**Task objective**
Leave out the pictures and restate the rest of the data exactly.

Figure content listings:
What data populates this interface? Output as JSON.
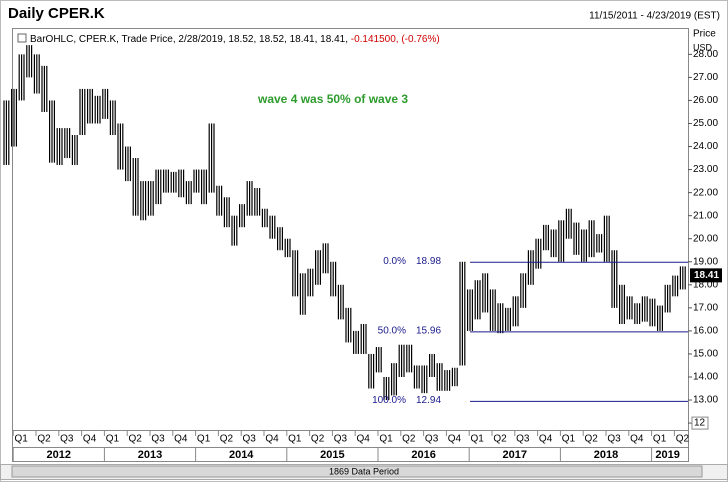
{
  "chart_data": {
    "type": "ohlc-range",
    "title": "Daily CPER.K",
    "date_range": "11/15/2011 - 4/23/2019 (EST)",
    "legend": "BarOHLC, CPER.K, Trade Price, 2/28/2019, 18.52, 18.52, 18.41, 18.41,",
    "legend_change": "-0.141500, (-0.76%)",
    "annotation": "wave 4 was 50% of wave 3",
    "axis_title": "Price",
    "axis_unit": "USD",
    "data_period": "1869 Data Period",
    "color": "#000000",
    "ylim": [
      11.7,
      29.1
    ],
    "yticks": [
      {
        "value": 28,
        "label": "28.00"
      },
      {
        "value": 27,
        "label": "27.00"
      },
      {
        "value": 26,
        "label": "26.00"
      },
      {
        "value": 25,
        "label": "25.00"
      },
      {
        "value": 24,
        "label": "24.00"
      },
      {
        "value": 23,
        "label": "23.00"
      },
      {
        "value": 22,
        "label": "22.00"
      },
      {
        "value": 21,
        "label": "21.00"
      },
      {
        "value": 20,
        "label": "20.00"
      },
      {
        "value": 19,
        "label": "19.00"
      },
      {
        "value": 18,
        "label": "18.00"
      },
      {
        "value": 17,
        "label": "17.00"
      },
      {
        "value": 16,
        "label": "16.00"
      },
      {
        "value": 15,
        "label": "15.00"
      },
      {
        "value": 14,
        "label": "14.00"
      },
      {
        "value": 13,
        "label": "13.00"
      },
      12
    ],
    "last": 18.41,
    "quarters": [
      "Q1",
      "Q2",
      "Q3",
      "Q4",
      "Q1",
      "Q2",
      "Q3",
      "Q4",
      "Q1",
      "Q2",
      "Q3",
      "Q4",
      "Q1",
      "Q2",
      "Q3",
      "Q4",
      "Q1",
      "Q2",
      "Q3",
      "Q4",
      "Q1",
      "Q2",
      "Q3",
      "Q4",
      "Q1",
      "Q2",
      "Q3",
      "Q4",
      "Q1",
      "Q2"
    ],
    "years": [
      "2012",
      "2013",
      "2014",
      "2015",
      "2016",
      "2017",
      "2018",
      "2019"
    ],
    "fib_levels": [
      {
        "label": "0.0%",
        "value": 18.98
      },
      {
        "label": "50.0%",
        "value": 15.96
      },
      {
        "label": "100.0%",
        "value": 12.94
      }
    ],
    "bars": [
      {
        "low": 23.2,
        "high": 26
      },
      {
        "low": 24,
        "high": 26.5
      },
      {
        "low": 26,
        "high": 28
      },
      {
        "low": 27,
        "high": 28.4
      },
      {
        "low": 26.3,
        "high": 28
      },
      {
        "low": 25.5,
        "high": 27.5
      },
      {
        "low": 23.3,
        "high": 26
      },
      {
        "low": 23.2,
        "high": 24.8
      },
      {
        "low": 23.5,
        "high": 24.8
      },
      {
        "low": 23.2,
        "high": 24.5
      },
      {
        "low": 24.5,
        "high": 26.5
      },
      {
        "low": 25,
        "high": 26.5
      },
      {
        "low": 25,
        "high": 26.2
      },
      {
        "low": 25.2,
        "high": 26.5
      },
      {
        "low": 24.5,
        "high": 26
      },
      {
        "low": 23,
        "high": 25
      },
      {
        "low": 22.5,
        "high": 24
      },
      {
        "low": 21,
        "high": 23.5
      },
      {
        "low": 20.8,
        "high": 22.5
      },
      {
        "low": 21,
        "high": 22.5
      },
      {
        "low": 21.5,
        "high": 23
      },
      {
        "low": 22,
        "high": 23
      },
      {
        "low": 22,
        "high": 22.9
      },
      {
        "low": 21.8,
        "high": 23
      },
      {
        "low": 21.5,
        "high": 22.5
      },
      {
        "low": 22,
        "high": 23
      },
      {
        "low": 21.5,
        "high": 23
      },
      {
        "low": 22,
        "high": 25
      },
      {
        "low": 21,
        "high": 22.3
      },
      {
        "low": 20.5,
        "high": 21.8
      },
      {
        "low": 19.7,
        "high": 21
      },
      {
        "low": 20.5,
        "high": 21.5
      },
      {
        "low": 21,
        "high": 22.5
      },
      {
        "low": 21,
        "high": 22.2
      },
      {
        "low": 20.5,
        "high": 21.3
      },
      {
        "low": 20,
        "high": 21
      },
      {
        "low": 19.5,
        "high": 20.5
      },
      {
        "low": 19.2,
        "high": 20
      },
      {
        "low": 17.5,
        "high": 19.5
      },
      {
        "low": 16.7,
        "high": 18.5
      },
      {
        "low": 17.5,
        "high": 18.7
      },
      {
        "low": 18,
        "high": 19.5
      },
      {
        "low": 18.5,
        "high": 19.8
      },
      {
        "low": 17.5,
        "high": 19
      },
      {
        "low": 16.5,
        "high": 18
      },
      {
        "low": 15.5,
        "high": 17
      },
      {
        "low": 15,
        "high": 16
      },
      {
        "low": 15,
        "high": 16.3
      },
      {
        "low": 13.5,
        "high": 15
      },
      {
        "low": 14.2,
        "high": 15.3
      },
      {
        "low": 13,
        "high": 14
      },
      {
        "low": 13.2,
        "high": 14.6
      },
      {
        "low": 14,
        "high": 15.4
      },
      {
        "low": 14.2,
        "high": 15.4
      },
      {
        "low": 13.5,
        "high": 14.5
      },
      {
        "low": 13.3,
        "high": 14.5
      },
      {
        "low": 14,
        "high": 15
      },
      {
        "low": 13.4,
        "high": 14.6
      },
      {
        "low": 13.4,
        "high": 14.3
      },
      {
        "low": 13.6,
        "high": 14.4
      },
      {
        "low": 14.5,
        "high": 19
      },
      {
        "low": 16,
        "high": 17.8
      },
      {
        "low": 16.5,
        "high": 18.2
      },
      {
        "low": 16.8,
        "high": 18.5
      },
      {
        "low": 16,
        "high": 17.8
      },
      {
        "low": 15.9,
        "high": 17.2
      },
      {
        "low": 16,
        "high": 17
      },
      {
        "low": 16.2,
        "high": 17.5
      },
      {
        "low": 17,
        "high": 18.5
      },
      {
        "low": 18,
        "high": 19.5
      },
      {
        "low": 18.7,
        "high": 20
      },
      {
        "low": 19.5,
        "high": 20.6
      },
      {
        "low": 19.2,
        "high": 20.4
      },
      {
        "low": 19,
        "high": 20.8
      },
      {
        "low": 20,
        "high": 21.3
      },
      {
        "low": 19.3,
        "high": 20.7
      },
      {
        "low": 19,
        "high": 20.4
      },
      {
        "low": 19.2,
        "high": 20.8
      },
      {
        "low": 19.4,
        "high": 20.2
      },
      {
        "low": 19,
        "high": 21
      },
      {
        "low": 17,
        "high": 19.5
      },
      {
        "low": 16.3,
        "high": 18
      },
      {
        "low": 16.5,
        "high": 17.5
      },
      {
        "low": 16.3,
        "high": 17.2
      },
      {
        "low": 16.4,
        "high": 17.5
      },
      {
        "low": 16.2,
        "high": 17.4
      },
      {
        "low": 16,
        "high": 17.1
      },
      {
        "low": 16.8,
        "high": 18
      },
      {
        "low": 17.5,
        "high": 18.4
      },
      {
        "low": 17.8,
        "high": 18.8
      }
    ]
  }
}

**Written response**
What data populates this interface? Output as JSON.
{
  "chart_data": {
    "type": "ohlc-range",
    "title": "Daily CPER.K",
    "date_range": "11/15/2011 - 4/23/2019 (EST)",
    "legend": "BarOHLC, CPER.K, Trade Price, 2/28/2019, 18.52, 18.52, 18.41, 18.41,",
    "legend_change": "-0.141500, (-0.76%)",
    "annotation": "wave 4 was 50% of wave 3",
    "axis_title": "Price",
    "axis_unit": "USD",
    "data_period": "1869 Data Period",
    "color": "#000000",
    "ylim": [
      11.7,
      29.1
    ],
    "yticks": [
      {
        "value": 28,
        "label": "28.00"
      },
      {
        "value": 27,
        "label": "27.00"
      },
      {
        "value": 26,
        "label": "26.00"
      },
      {
        "value": 25,
        "label": "25.00"
      },
      {
        "value": 24,
        "label": "24.00"
      },
      {
        "value": 23,
        "label": "23.00"
      },
      {
        "value": 22,
        "label": "22.00"
      },
      {
        "value": 21,
        "label": "21.00"
      },
      {
        "value": 20,
        "label": "20.00"
      },
      {
        "value": 19,
        "label": "19.00"
      },
      {
        "value": 18,
        "label": "18.00"
      },
      {
        "value": 17,
        "label": "17.00"
      },
      {
        "value": 16,
        "label": "16.00"
      },
      {
        "value": 15,
        "label": "15.00"
      },
      {
        "value": 14,
        "label": "14.00"
      },
      {
        "value": 13,
        "label": "13.00"
      },
      12
    ],
    "last": 18.41,
    "quarters": [
      "Q1",
      "Q2",
      "Q3",
      "Q4",
      "Q1",
      "Q2",
      "Q3",
      "Q4",
      "Q1",
      "Q2",
      "Q3",
      "Q4",
      "Q1",
      "Q2",
      "Q3",
      "Q4",
      "Q1",
      "Q2",
      "Q3",
      "Q4",
      "Q1",
      "Q2",
      "Q3",
      "Q4",
      "Q1",
      "Q2",
      "Q3",
      "Q4",
      "Q1",
      "Q2"
    ],
    "years": [
      "2012",
      "2013",
      "2014",
      "2015",
      "2016",
      "2017",
      "2018",
      "2019"
    ],
    "fib_levels": [
      {
        "label": "0.0%",
        "value": 18.98
      },
      {
        "label": "50.0%",
        "value": 15.96
      },
      {
        "label": "100.0%",
        "value": 12.94
      }
    ],
    "bars": [
      {
        "low": 23.2,
        "high": 26
      },
      {
        "low": 24,
        "high": 26.5
      },
      {
        "low": 26,
        "high": 28
      },
      {
        "low": 27,
        "high": 28.4
      },
      {
        "low": 26.3,
        "high": 28
      },
      {
        "low": 25.5,
        "high": 27.5
      },
      {
        "low": 23.3,
        "high": 26
      },
      {
        "low": 23.2,
        "high": 24.8
      },
      {
        "low": 23.5,
        "high": 24.8
      },
      {
        "low": 23.2,
        "high": 24.5
      },
      {
        "low": 24.5,
        "high": 26.5
      },
      {
        "low": 25,
        "high": 26.5
      },
      {
        "low": 25,
        "high": 26.2
      },
      {
        "low": 25.2,
        "high": 26.5
      },
      {
        "low": 24.5,
        "high": 26
      },
      {
        "low": 23,
        "high": 25
      },
      {
        "low": 22.5,
        "high": 24
      },
      {
        "low": 21,
        "high": 23.5
      },
      {
        "low": 20.8,
        "high": 22.5
      },
      {
        "low": 21,
        "high": 22.5
      },
      {
        "low": 21.5,
        "high": 23
      },
      {
        "low": 22,
        "high": 23
      },
      {
        "low": 22,
        "high": 22.9
      },
      {
        "low": 21.8,
        "high": 23
      },
      {
        "low": 21.5,
        "high": 22.5
      },
      {
        "low": 22,
        "high": 23
      },
      {
        "low": 21.5,
        "high": 23
      },
      {
        "low": 22,
        "high": 25
      },
      {
        "low": 21,
        "high": 22.3
      },
      {
        "low": 20.5,
        "high": 21.8
      },
      {
        "low": 19.7,
        "high": 21
      },
      {
        "low": 20.5,
        "high": 21.5
      },
      {
        "low": 21,
        "high": 22.5
      },
      {
        "low": 21,
        "high": 22.2
      },
      {
        "low": 20.5,
        "high": 21.3
      },
      {
        "low": 20,
        "high": 21
      },
      {
        "low": 19.5,
        "high": 20.5
      },
      {
        "low": 19.2,
        "high": 20
      },
      {
        "low": 17.5,
        "high": 19.5
      },
      {
        "low": 16.7,
        "high": 18.5
      },
      {
        "low": 17.5,
        "high": 18.7
      },
      {
        "low": 18,
        "high": 19.5
      },
      {
        "low": 18.5,
        "high": 19.8
      },
      {
        "low": 17.5,
        "high": 19
      },
      {
        "low": 16.5,
        "high": 18
      },
      {
        "low": 15.5,
        "high": 17
      },
      {
        "low": 15,
        "high": 16
      },
      {
        "low": 15,
        "high": 16.3
      },
      {
        "low": 13.5,
        "high": 15
      },
      {
        "low": 14.2,
        "high": 15.3
      },
      {
        "low": 13,
        "high": 14
      },
      {
        "low": 13.2,
        "high": 14.6
      },
      {
        "low": 14,
        "high": 15.4
      },
      {
        "low": 14.2,
        "high": 15.4
      },
      {
        "low": 13.5,
        "high": 14.5
      },
      {
        "low": 13.3,
        "high": 14.5
      },
      {
        "low": 14,
        "high": 15
      },
      {
        "low": 13.4,
        "high": 14.6
      },
      {
        "low": 13.4,
        "high": 14.3
      },
      {
        "low": 13.6,
        "high": 14.4
      },
      {
        "low": 14.5,
        "high": 19
      },
      {
        "low": 16,
        "high": 17.8
      },
      {
        "low": 16.5,
        "high": 18.2
      },
      {
        "low": 16.8,
        "high": 18.5
      },
      {
        "low": 16,
        "high": 17.8
      },
      {
        "low": 15.9,
        "high": 17.2
      },
      {
        "low": 16,
        "high": 17
      },
      {
        "low": 16.2,
        "high": 17.5
      },
      {
        "low": 17,
        "high": 18.5
      },
      {
        "low": 18,
        "high": 19.5
      },
      {
        "low": 18.7,
        "high": 20
      },
      {
        "low": 19.5,
        "high": 20.6
      },
      {
        "low": 19.2,
        "high": 20.4
      },
      {
        "low": 19,
        "high": 20.8
      },
      {
        "low": 20,
        "high": 21.3
      },
      {
        "low": 19.3,
        "high": 20.7
      },
      {
        "low": 19,
        "high": 20.4
      },
      {
        "low": 19.2,
        "high": 20.8
      },
      {
        "low": 19.4,
        "high": 20.2
      },
      {
        "low": 19,
        "high": 21
      },
      {
        "low": 17,
        "high": 19.5
      },
      {
        "low": 16.3,
        "high": 18
      },
      {
        "low": 16.5,
        "high": 17.5
      },
      {
        "low": 16.3,
        "high": 17.2
      },
      {
        "low": 16.4,
        "high": 17.5
      },
      {
        "low": 16.2,
        "high": 17.4
      },
      {
        "low": 16,
        "high": 17.1
      },
      {
        "low": 16.8,
        "high": 18
      },
      {
        "low": 17.5,
        "high": 18.4
      },
      {
        "low": 17.8,
        "high": 18.8
      }
    ]
  }
}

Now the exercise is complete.